= SHORT EXERCISE =
Which lines in the records below contain the word "toujours"? Copy each one out.

* Begin RECORDS TO USE *

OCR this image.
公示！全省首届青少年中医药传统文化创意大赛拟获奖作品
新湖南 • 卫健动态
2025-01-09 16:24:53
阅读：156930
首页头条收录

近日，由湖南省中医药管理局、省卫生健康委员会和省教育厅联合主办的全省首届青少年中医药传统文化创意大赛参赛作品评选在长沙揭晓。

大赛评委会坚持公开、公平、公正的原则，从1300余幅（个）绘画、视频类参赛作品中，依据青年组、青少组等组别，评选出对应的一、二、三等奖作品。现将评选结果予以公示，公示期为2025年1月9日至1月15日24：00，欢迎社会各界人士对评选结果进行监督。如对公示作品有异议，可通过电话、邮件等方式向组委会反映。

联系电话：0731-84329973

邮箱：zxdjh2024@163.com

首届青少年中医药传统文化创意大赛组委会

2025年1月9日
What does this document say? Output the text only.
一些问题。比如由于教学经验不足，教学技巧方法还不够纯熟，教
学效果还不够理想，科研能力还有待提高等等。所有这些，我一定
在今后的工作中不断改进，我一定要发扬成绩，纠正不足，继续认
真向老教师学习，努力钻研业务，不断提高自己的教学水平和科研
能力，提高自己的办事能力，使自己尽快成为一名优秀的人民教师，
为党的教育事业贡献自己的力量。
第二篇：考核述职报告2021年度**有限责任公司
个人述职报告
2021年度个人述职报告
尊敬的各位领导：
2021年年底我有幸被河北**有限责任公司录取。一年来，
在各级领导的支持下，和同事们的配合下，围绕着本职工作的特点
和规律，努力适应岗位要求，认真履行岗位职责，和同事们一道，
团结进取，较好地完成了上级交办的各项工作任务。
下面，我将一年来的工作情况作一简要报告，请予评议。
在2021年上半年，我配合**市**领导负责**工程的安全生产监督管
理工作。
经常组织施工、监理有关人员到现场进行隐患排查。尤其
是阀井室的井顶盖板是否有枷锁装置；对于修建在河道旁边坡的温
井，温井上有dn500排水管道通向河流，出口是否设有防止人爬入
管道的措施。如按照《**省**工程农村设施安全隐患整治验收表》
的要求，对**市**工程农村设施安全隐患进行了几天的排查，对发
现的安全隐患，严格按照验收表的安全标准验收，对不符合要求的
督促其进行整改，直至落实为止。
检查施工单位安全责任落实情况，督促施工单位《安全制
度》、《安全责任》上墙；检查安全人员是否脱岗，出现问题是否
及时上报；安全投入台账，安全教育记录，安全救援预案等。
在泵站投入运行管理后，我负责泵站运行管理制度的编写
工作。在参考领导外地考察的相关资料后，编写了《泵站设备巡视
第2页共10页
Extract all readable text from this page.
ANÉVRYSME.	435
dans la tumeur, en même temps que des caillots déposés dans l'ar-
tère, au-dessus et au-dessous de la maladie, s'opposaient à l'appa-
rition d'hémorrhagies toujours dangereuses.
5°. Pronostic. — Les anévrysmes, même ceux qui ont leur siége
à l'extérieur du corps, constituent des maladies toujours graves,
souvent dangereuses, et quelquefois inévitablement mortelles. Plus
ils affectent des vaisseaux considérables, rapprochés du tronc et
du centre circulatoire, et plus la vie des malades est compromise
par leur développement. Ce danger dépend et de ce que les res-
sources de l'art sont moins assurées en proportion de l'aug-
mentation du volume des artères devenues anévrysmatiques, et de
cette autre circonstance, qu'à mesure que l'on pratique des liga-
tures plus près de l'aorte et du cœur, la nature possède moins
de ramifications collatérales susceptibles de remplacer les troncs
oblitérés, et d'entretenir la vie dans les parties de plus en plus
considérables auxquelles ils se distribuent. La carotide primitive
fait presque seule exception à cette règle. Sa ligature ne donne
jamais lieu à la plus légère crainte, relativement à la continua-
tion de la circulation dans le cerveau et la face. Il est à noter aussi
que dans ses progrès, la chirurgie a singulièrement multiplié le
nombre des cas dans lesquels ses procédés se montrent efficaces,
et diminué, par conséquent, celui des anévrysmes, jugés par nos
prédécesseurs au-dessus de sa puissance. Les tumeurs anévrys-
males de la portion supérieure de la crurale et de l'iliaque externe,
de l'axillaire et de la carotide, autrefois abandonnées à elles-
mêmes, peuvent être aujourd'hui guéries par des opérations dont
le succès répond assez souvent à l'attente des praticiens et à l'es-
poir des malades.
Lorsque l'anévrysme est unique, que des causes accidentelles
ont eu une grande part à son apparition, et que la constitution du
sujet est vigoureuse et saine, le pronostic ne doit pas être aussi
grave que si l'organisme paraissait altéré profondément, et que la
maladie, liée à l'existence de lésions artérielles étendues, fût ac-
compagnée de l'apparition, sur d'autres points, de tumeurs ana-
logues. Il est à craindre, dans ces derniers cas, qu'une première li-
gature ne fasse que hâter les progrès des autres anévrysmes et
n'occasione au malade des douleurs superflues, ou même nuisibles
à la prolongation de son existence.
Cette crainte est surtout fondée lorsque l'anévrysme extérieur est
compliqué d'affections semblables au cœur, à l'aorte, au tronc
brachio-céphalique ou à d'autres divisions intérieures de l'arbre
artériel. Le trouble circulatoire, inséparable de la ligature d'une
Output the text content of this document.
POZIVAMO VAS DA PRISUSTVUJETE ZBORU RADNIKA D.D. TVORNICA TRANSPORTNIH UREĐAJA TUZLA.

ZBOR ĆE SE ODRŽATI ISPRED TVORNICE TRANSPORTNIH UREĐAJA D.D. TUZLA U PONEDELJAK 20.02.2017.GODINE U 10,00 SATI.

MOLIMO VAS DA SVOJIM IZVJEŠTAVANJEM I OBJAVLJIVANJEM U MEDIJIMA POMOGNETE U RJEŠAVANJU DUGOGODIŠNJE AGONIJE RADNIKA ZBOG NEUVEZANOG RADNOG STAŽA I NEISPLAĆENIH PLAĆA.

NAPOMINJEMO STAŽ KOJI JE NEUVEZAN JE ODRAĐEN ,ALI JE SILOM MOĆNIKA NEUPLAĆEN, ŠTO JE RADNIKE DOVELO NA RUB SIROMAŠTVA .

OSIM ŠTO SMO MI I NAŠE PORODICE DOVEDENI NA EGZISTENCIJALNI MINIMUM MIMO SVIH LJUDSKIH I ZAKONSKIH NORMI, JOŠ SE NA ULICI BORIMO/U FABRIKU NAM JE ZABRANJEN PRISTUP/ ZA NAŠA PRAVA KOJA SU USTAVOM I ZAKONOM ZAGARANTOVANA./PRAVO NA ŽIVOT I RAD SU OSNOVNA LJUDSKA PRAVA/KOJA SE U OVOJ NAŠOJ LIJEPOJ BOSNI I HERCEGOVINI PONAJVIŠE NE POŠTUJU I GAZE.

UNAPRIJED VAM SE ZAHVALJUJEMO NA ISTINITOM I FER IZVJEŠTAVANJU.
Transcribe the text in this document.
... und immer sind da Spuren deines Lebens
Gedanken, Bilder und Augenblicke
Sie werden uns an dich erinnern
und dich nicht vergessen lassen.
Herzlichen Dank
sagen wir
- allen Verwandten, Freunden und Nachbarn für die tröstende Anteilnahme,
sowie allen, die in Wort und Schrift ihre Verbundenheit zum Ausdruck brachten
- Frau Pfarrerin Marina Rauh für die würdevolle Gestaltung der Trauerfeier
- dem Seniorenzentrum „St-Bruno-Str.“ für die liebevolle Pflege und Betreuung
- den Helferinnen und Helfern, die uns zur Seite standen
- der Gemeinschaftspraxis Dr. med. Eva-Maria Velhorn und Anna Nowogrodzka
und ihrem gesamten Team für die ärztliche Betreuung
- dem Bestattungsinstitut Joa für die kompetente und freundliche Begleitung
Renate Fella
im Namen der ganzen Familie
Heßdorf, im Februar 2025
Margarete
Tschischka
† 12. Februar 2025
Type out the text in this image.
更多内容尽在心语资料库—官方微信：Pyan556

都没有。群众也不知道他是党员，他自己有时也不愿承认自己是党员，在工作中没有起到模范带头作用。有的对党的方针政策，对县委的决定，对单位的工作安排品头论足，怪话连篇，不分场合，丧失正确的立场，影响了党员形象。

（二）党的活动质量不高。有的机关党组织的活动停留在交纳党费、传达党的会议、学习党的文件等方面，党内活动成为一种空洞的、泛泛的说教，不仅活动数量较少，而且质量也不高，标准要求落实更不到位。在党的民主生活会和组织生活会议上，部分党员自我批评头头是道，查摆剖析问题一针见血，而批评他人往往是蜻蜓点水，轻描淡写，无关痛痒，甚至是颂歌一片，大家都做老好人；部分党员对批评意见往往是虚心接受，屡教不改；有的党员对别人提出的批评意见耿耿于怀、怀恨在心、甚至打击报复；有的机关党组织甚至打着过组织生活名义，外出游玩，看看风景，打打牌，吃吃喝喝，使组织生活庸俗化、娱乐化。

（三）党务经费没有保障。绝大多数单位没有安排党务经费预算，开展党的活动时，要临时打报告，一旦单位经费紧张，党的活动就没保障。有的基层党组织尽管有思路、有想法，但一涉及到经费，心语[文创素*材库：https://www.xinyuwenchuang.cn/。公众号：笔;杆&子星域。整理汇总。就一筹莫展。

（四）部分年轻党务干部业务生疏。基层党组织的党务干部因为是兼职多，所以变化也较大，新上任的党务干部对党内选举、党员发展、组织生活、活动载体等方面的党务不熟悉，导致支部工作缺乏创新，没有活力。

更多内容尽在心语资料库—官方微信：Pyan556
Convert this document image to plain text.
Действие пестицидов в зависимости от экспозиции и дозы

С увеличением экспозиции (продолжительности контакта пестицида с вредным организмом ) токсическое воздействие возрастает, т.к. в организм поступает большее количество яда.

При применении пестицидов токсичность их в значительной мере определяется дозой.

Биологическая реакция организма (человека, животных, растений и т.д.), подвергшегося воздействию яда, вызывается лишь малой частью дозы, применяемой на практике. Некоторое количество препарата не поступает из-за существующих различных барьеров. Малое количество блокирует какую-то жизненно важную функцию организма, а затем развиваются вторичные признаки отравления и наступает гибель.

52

* End RECORDS TO USE *

= WRITTEN REPLY =
rition d'hémorrhagies toujours dangereuses.
à l'extérieur du corps, constituent des maladies toujours graves,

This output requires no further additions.